*Task objective*
Please retype the records below exactly, leaving out any pictures.

(Stored items)
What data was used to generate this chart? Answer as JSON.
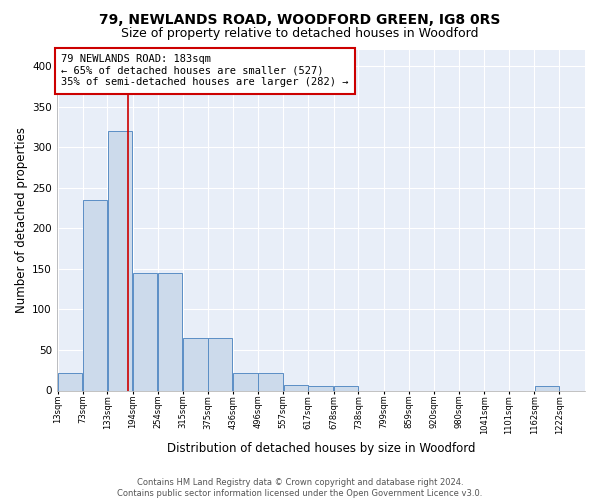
{
  "title1": "79, NEWLANDS ROAD, WOODFORD GREEN, IG8 0RS",
  "title2": "Size of property relative to detached houses in Woodford",
  "xlabel": "Distribution of detached houses by size in Woodford",
  "ylabel": "Number of detached properties",
  "bin_labels": [
    "13sqm",
    "73sqm",
    "133sqm",
    "194sqm",
    "254sqm",
    "315sqm",
    "375sqm",
    "436sqm",
    "496sqm",
    "557sqm",
    "617sqm",
    "678sqm",
    "738sqm",
    "799sqm",
    "859sqm",
    "920sqm",
    "980sqm",
    "1041sqm",
    "1101sqm",
    "1162sqm",
    "1222sqm"
  ],
  "bin_edges": [
    13,
    73,
    133,
    194,
    254,
    315,
    375,
    436,
    496,
    557,
    617,
    678,
    738,
    799,
    859,
    920,
    980,
    1041,
    1101,
    1162,
    1222
  ],
  "bar_heights": [
    22,
    235,
    320,
    145,
    145,
    65,
    65,
    22,
    22,
    7,
    5,
    5,
    0,
    0,
    0,
    0,
    0,
    0,
    0,
    5
  ],
  "bar_color": "#ccdaeb",
  "bar_edge_color": "#5b8ec5",
  "property_size": 183,
  "vline_color": "#cc0000",
  "annotation_text": "79 NEWLANDS ROAD: 183sqm\n← 65% of detached houses are smaller (527)\n35% of semi-detached houses are larger (282) →",
  "annotation_box_color": "#ffffff",
  "annotation_box_edge_color": "#cc0000",
  "ylim": [
    0,
    420
  ],
  "yticks": [
    0,
    50,
    100,
    150,
    200,
    250,
    300,
    350,
    400
  ],
  "background_color": "#e8eef8",
  "footer_text": "Contains HM Land Registry data © Crown copyright and database right 2024.\nContains public sector information licensed under the Open Government Licence v3.0.",
  "title1_fontsize": 10,
  "title2_fontsize": 9,
  "xlabel_fontsize": 8.5,
  "ylabel_fontsize": 8.5,
  "annotation_fontsize": 7.5,
  "grid_color": "#ffffff"
}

*The result*
What data was used to generate this chart? Answer as JSON.
{
  "title1": "79, NEWLANDS ROAD, WOODFORD GREEN, IG8 0RS",
  "title2": "Size of property relative to detached houses in Woodford",
  "xlabel": "Distribution of detached houses by size in Woodford",
  "ylabel": "Number of detached properties",
  "bin_labels": [
    "13sqm",
    "73sqm",
    "133sqm",
    "194sqm",
    "254sqm",
    "315sqm",
    "375sqm",
    "436sqm",
    "496sqm",
    "557sqm",
    "617sqm",
    "678sqm",
    "738sqm",
    "799sqm",
    "859sqm",
    "920sqm",
    "980sqm",
    "1041sqm",
    "1101sqm",
    "1162sqm",
    "1222sqm"
  ],
  "bin_edges": [
    13,
    73,
    133,
    194,
    254,
    315,
    375,
    436,
    496,
    557,
    617,
    678,
    738,
    799,
    859,
    920,
    980,
    1041,
    1101,
    1162,
    1222
  ],
  "bar_heights": [
    22,
    235,
    320,
    145,
    145,
    65,
    65,
    22,
    22,
    7,
    5,
    5,
    0,
    0,
    0,
    0,
    0,
    0,
    0,
    5
  ],
  "bar_color": "#ccdaeb",
  "bar_edge_color": "#5b8ec5",
  "property_size": 183,
  "vline_color": "#cc0000",
  "annotation_text": "79 NEWLANDS ROAD: 183sqm\n← 65% of detached houses are smaller (527)\n35% of semi-detached houses are larger (282) →",
  "annotation_box_color": "#ffffff",
  "annotation_box_edge_color": "#cc0000",
  "ylim": [
    0,
    420
  ],
  "yticks": [
    0,
    50,
    100,
    150,
    200,
    250,
    300,
    350,
    400
  ],
  "background_color": "#e8eef8",
  "footer_text": "Contains HM Land Registry data © Crown copyright and database right 2024.\nContains public sector information licensed under the Open Government Licence v3.0.",
  "title1_fontsize": 10,
  "title2_fontsize": 9,
  "xlabel_fontsize": 8.5,
  "ylabel_fontsize": 8.5,
  "annotation_fontsize": 7.5,
  "grid_color": "#ffffff"
}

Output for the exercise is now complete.